Raw records
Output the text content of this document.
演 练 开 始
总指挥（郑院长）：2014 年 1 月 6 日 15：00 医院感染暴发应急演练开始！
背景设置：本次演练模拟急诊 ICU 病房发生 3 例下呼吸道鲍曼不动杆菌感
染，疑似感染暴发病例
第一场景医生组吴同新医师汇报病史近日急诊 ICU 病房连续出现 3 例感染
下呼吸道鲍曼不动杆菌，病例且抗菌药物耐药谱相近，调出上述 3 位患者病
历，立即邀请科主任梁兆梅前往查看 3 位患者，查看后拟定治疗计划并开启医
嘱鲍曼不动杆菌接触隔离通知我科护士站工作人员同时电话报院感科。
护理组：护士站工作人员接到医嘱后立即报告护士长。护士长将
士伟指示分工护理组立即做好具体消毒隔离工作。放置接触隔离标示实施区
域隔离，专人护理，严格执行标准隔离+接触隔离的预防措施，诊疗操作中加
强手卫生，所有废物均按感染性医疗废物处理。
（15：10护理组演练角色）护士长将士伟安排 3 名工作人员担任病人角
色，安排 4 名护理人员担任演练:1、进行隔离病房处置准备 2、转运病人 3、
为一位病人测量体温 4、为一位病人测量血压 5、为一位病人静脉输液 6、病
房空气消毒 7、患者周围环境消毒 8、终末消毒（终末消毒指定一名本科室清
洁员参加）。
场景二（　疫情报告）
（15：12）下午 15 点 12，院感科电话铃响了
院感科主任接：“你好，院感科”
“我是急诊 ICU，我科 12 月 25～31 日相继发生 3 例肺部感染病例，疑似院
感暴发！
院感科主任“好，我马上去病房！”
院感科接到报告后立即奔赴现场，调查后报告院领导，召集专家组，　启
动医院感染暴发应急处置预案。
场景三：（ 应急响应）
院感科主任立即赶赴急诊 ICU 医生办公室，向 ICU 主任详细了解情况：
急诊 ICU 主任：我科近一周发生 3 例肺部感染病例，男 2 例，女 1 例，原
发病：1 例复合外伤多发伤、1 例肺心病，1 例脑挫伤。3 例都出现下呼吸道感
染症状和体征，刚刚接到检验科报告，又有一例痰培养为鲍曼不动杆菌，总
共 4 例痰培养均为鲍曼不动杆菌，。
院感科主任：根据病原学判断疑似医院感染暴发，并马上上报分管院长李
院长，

Required task
Pull out every line in the material above where "例肺部感染病例" occurs.

Reply to the exercise
“我是急诊 ICU，我科 12 月 25～31 日相继发生 3 例肺部感染病例，疑似院
急诊 ICU 主任：我科近一周发生 3 例肺部感染病例，男 2 例，女 1 例，原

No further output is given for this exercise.